_TASK INSTRUCTIONS_
Repeat the entries that follow verbatim, without any of their pictures.

(Extracted data entries)
>> start
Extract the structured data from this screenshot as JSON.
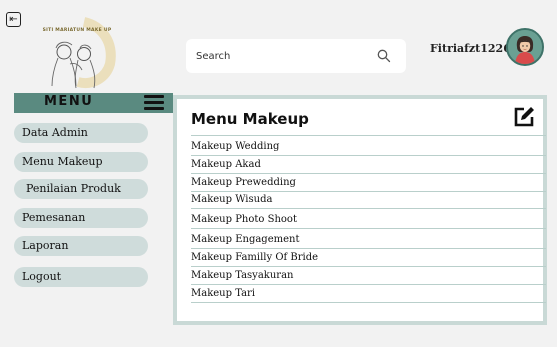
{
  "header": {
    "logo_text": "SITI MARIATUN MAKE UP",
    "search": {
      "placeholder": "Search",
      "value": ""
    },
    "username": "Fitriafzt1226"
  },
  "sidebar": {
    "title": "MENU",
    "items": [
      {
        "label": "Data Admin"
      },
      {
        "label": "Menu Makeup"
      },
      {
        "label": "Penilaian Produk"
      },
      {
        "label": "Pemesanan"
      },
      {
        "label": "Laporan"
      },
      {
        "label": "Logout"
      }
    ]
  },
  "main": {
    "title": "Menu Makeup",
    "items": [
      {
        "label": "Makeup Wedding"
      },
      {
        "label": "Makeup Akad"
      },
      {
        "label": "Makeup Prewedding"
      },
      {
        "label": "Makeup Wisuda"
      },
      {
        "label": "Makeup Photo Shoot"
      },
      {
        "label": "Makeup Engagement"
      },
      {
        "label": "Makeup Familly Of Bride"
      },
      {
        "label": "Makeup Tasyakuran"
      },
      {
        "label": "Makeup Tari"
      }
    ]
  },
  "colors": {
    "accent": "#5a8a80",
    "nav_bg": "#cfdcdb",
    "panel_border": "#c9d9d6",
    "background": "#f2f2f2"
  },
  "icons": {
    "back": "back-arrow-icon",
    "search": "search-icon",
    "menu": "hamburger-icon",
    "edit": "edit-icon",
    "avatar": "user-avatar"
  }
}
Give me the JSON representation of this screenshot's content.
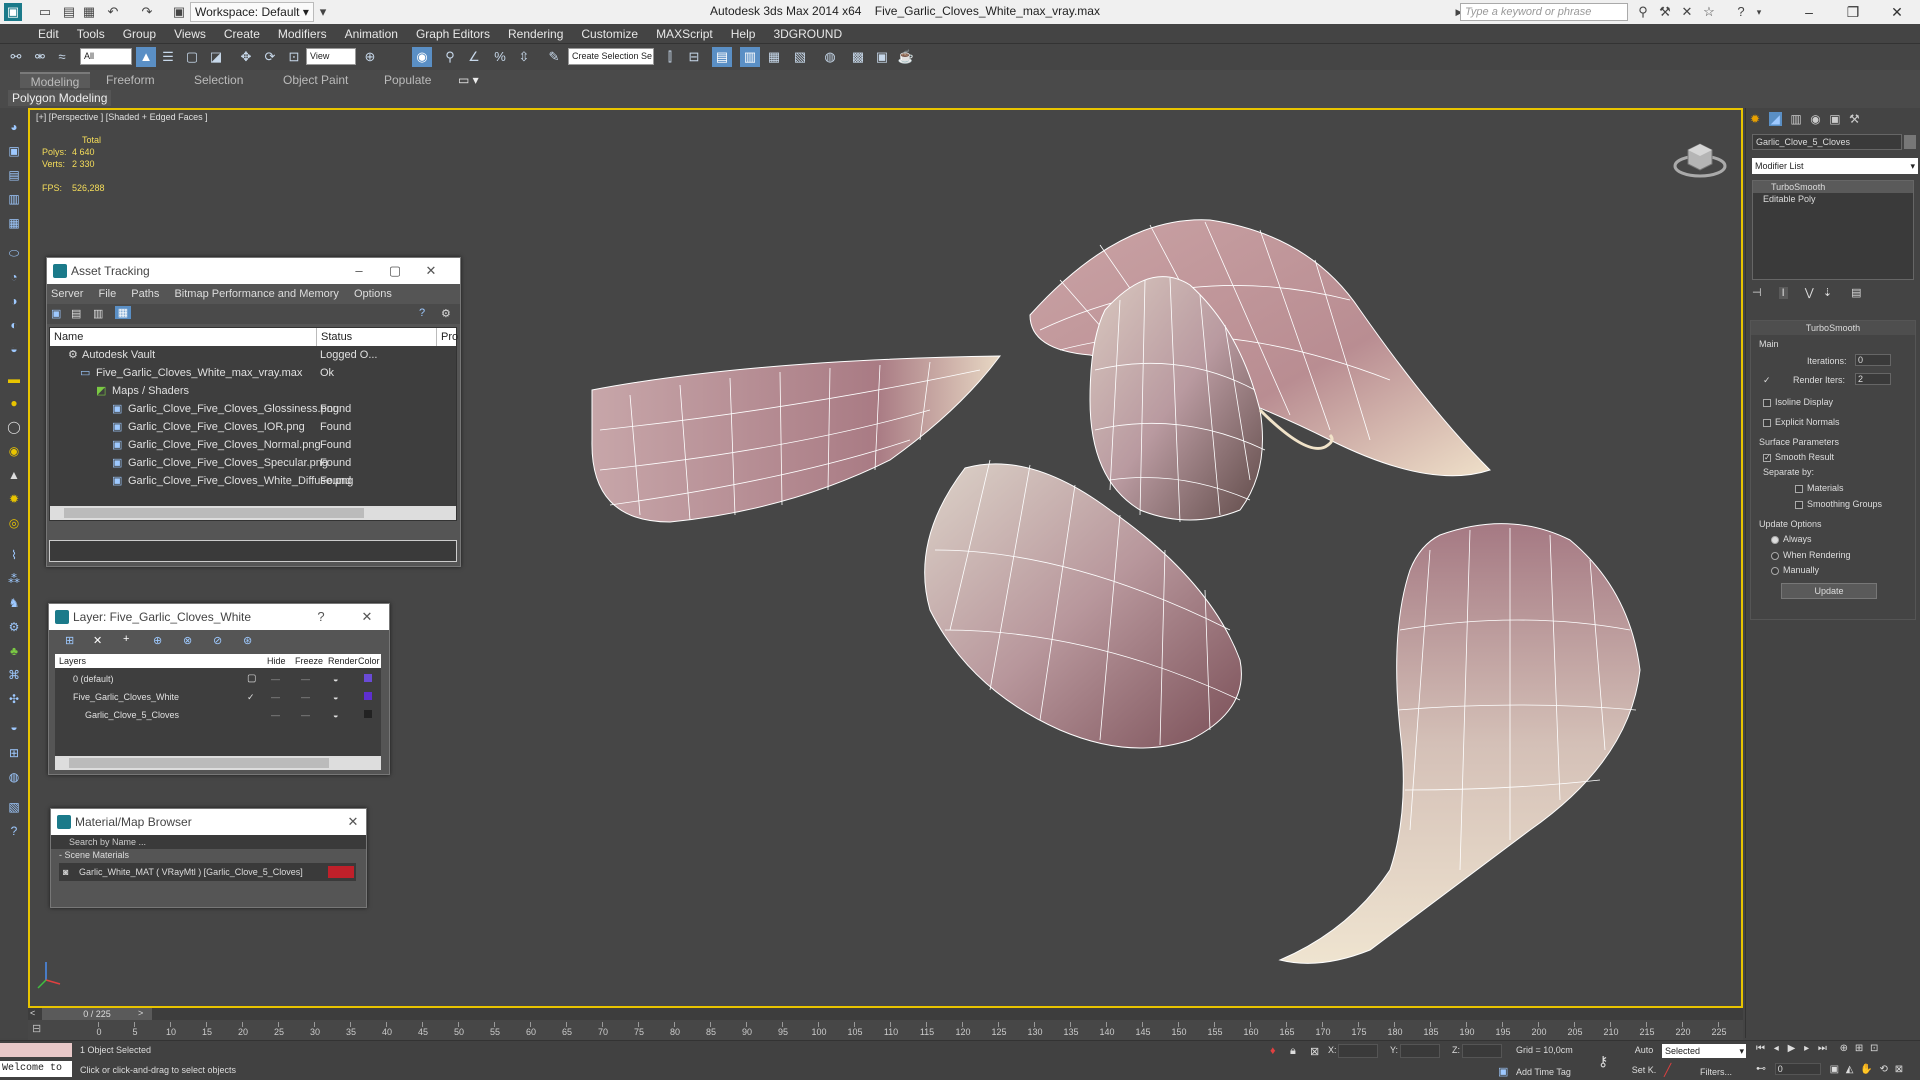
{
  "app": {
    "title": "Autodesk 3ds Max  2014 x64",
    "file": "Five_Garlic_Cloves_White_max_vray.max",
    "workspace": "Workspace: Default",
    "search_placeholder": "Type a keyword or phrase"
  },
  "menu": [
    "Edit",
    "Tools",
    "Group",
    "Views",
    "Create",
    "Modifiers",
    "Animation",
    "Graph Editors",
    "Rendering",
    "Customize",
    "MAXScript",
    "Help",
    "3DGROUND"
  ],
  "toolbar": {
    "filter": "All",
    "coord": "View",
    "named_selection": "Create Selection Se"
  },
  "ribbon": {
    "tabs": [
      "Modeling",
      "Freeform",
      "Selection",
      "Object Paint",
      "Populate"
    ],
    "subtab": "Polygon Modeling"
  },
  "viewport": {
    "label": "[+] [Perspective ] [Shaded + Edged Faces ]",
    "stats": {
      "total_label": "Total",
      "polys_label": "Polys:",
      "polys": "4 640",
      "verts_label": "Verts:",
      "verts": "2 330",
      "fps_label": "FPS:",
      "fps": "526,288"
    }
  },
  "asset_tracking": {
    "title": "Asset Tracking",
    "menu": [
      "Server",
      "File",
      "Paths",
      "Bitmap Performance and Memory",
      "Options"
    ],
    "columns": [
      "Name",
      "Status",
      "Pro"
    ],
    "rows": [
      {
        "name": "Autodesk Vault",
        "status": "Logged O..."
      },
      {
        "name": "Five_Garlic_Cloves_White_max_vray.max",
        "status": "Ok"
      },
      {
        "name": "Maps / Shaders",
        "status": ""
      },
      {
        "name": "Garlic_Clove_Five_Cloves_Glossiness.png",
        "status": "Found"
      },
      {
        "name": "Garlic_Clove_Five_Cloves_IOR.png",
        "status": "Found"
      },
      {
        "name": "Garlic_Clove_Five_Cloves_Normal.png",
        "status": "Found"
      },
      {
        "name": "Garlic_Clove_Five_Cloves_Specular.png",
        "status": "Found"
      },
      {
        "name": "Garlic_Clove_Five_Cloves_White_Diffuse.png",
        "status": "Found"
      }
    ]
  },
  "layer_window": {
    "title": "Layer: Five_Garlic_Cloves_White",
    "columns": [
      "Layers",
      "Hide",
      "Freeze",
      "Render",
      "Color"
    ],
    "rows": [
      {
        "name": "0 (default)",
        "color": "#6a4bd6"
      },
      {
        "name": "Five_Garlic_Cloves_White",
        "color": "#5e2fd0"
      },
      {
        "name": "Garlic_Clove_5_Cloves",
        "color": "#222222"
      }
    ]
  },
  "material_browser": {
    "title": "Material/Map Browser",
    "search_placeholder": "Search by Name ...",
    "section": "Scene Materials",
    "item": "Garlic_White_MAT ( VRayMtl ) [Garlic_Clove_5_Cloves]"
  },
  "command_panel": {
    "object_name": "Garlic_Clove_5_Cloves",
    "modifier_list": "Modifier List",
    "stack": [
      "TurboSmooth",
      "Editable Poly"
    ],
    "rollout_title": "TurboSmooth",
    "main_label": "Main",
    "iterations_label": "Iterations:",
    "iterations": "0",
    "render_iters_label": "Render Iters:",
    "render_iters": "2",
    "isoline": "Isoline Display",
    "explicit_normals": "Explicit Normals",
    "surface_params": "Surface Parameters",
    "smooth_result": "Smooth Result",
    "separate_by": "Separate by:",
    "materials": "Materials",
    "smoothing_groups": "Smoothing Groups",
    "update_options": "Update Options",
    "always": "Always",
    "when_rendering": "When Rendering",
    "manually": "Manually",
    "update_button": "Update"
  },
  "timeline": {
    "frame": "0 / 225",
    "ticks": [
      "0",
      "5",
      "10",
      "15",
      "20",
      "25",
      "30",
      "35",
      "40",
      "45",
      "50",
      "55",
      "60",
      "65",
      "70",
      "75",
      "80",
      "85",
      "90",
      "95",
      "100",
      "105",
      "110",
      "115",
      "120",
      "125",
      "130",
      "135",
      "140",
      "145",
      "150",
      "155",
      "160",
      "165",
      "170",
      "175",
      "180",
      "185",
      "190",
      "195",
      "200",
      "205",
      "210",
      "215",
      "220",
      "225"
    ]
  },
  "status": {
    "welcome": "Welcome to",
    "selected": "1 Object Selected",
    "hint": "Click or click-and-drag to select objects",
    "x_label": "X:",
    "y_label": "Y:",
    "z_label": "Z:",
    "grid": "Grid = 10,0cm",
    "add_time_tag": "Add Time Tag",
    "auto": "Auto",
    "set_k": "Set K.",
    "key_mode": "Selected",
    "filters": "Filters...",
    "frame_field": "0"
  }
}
>> end
_SOLUTION TO THE EXERCISE_
Extract the structured data from this screenshot as JSON.
{
  "header": {
    "logo_text": "SITI MARIATUN MAKE UP",
    "search": {
      "placeholder": "Search",
      "value": ""
    },
    "username": "Fitriafzt1226"
  },
  "sidebar": {
    "title": "MENU",
    "items": [
      {
        "label": "Data Admin"
      },
      {
        "label": "Menu Makeup"
      },
      {
        "label": "Penilaian Produk"
      },
      {
        "label": "Pemesanan"
      },
      {
        "label": "Laporan"
      },
      {
        "label": "Logout"
      }
    ]
  },
  "main": {
    "title": "Menu Makeup",
    "items": [
      {
        "label": "Makeup Wedding"
      },
      {
        "label": "Makeup Akad"
      },
      {
        "label": "Makeup Prewedding"
      },
      {
        "label": "Makeup Wisuda"
      },
      {
        "label": "Makeup Photo Shoot"
      },
      {
        "label": "Makeup Engagement"
      },
      {
        "label": "Makeup Familly Of Bride"
      },
      {
        "label": "Makeup Tasyakuran"
      },
      {
        "label": "Makeup Tari"
      }
    ]
  },
  "colors": {
    "accent": "#5a8a80",
    "nav_bg": "#cfdcdb",
    "panel_border": "#c9d9d6",
    "background": "#f2f2f2"
  },
  "icons": {
    "back": "back-arrow-icon",
    "search": "search-icon",
    "menu": "hamburger-icon",
    "edit": "edit-icon",
    "avatar": "user-avatar"
  }
}
Give me the JSON representation of this screenshot's content.
{
  "app": {
    "title": "Autodesk 3ds Max  2014 x64",
    "file": "Five_Garlic_Cloves_White_max_vray.max",
    "workspace": "Workspace: Default",
    "search_placeholder": "Type a keyword or phrase"
  },
  "menu": [
    "Edit",
    "Tools",
    "Group",
    "Views",
    "Create",
    "Modifiers",
    "Animation",
    "Graph Editors",
    "Rendering",
    "Customize",
    "MAXScript",
    "Help",
    "3DGROUND"
  ],
  "toolbar": {
    "filter": "All",
    "coord": "View",
    "named_selection": "Create Selection Se"
  },
  "ribbon": {
    "tabs": [
      "Modeling",
      "Freeform",
      "Selection",
      "Object Paint",
      "Populate"
    ],
    "subtab": "Polygon Modeling"
  },
  "viewport": {
    "label": "[+] [Perspective ] [Shaded + Edged Faces ]",
    "stats": {
      "total_label": "Total",
      "polys_label": "Polys:",
      "polys": "4 640",
      "verts_label": "Verts:",
      "verts": "2 330",
      "fps_label": "FPS:",
      "fps": "526,288"
    }
  },
  "asset_tracking": {
    "title": "Asset Tracking",
    "menu": [
      "Server",
      "File",
      "Paths",
      "Bitmap Performance and Memory",
      "Options"
    ],
    "columns": [
      "Name",
      "Status",
      "Pro"
    ],
    "rows": [
      {
        "name": "Autodesk Vault",
        "status": "Logged O..."
      },
      {
        "name": "Five_Garlic_Cloves_White_max_vray.max",
        "status": "Ok"
      },
      {
        "name": "Maps / Shaders",
        "status": ""
      },
      {
        "name": "Garlic_Clove_Five_Cloves_Glossiness.png",
        "status": "Found"
      },
      {
        "name": "Garlic_Clove_Five_Cloves_IOR.png",
        "status": "Found"
      },
      {
        "name": "Garlic_Clove_Five_Cloves_Normal.png",
        "status": "Found"
      },
      {
        "name": "Garlic_Clove_Five_Cloves_Specular.png",
        "status": "Found"
      },
      {
        "name": "Garlic_Clove_Five_Cloves_White_Diffuse.png",
        "status": "Found"
      }
    ]
  },
  "layer_window": {
    "title": "Layer: Five_Garlic_Cloves_White",
    "columns": [
      "Layers",
      "Hide",
      "Freeze",
      "Render",
      "Color"
    ],
    "rows": [
      {
        "name": "0 (default)",
        "color": "#6a4bd6"
      },
      {
        "name": "Five_Garlic_Cloves_White",
        "color": "#5e2fd0"
      },
      {
        "name": "Garlic_Clove_5_Cloves",
        "color": "#222222"
      }
    ]
  },
  "material_browser": {
    "title": "Material/Map Browser",
    "search_placeholder": "Search by Name ...",
    "section": "Scene Materials",
    "item": "Garlic_White_MAT ( VRayMtl ) [Garlic_Clove_5_Cloves]"
  },
  "command_panel": {
    "object_name": "Garlic_Clove_5_Cloves",
    "modifier_list": "Modifier List",
    "stack": [
      "TurboSmooth",
      "Editable Poly"
    ],
    "rollout_title": "TurboSmooth",
    "main_label": "Main",
    "iterations_label": "Iterations:",
    "iterations": "0",
    "render_iters_label": "Render Iters:",
    "render_iters": "2",
    "isoline": "Isoline Display",
    "explicit_normals": "Explicit Normals",
    "surface_params": "Surface Parameters",
    "smooth_result": "Smooth Result",
    "separate_by": "Separate by:",
    "materials": "Materials",
    "smoothing_groups": "Smoothing Groups",
    "update_options": "Update Options",
    "always": "Always",
    "when_rendering": "When Rendering",
    "manually": "Manually",
    "update_button": "Update"
  },
  "timeline": {
    "frame": "0 / 225",
    "ticks": [
      "0",
      "5",
      "10",
      "15",
      "20",
      "25",
      "30",
      "35",
      "40",
      "45",
      "50",
      "55",
      "60",
      "65",
      "70",
      "75",
      "80",
      "85",
      "90",
      "95",
      "100",
      "105",
      "110",
      "115",
      "120",
      "125",
      "130",
      "135",
      "140",
      "145",
      "150",
      "155",
      "160",
      "165",
      "170",
      "175",
      "180",
      "185",
      "190",
      "195",
      "200",
      "205",
      "210",
      "215",
      "220",
      "225"
    ]
  },
  "status": {
    "welcome": "Welcome to",
    "selected": "1 Object Selected",
    "hint": "Click or click-and-drag to select objects",
    "x_label": "X:",
    "y_label": "Y:",
    "z_label": "Z:",
    "grid": "Grid = 10,0cm",
    "add_time_tag": "Add Time Tag",
    "auto": "Auto",
    "set_k": "Set K.",
    "key_mode": "Selected",
    "filters": "Filters...",
    "frame_field": "0"
  }
}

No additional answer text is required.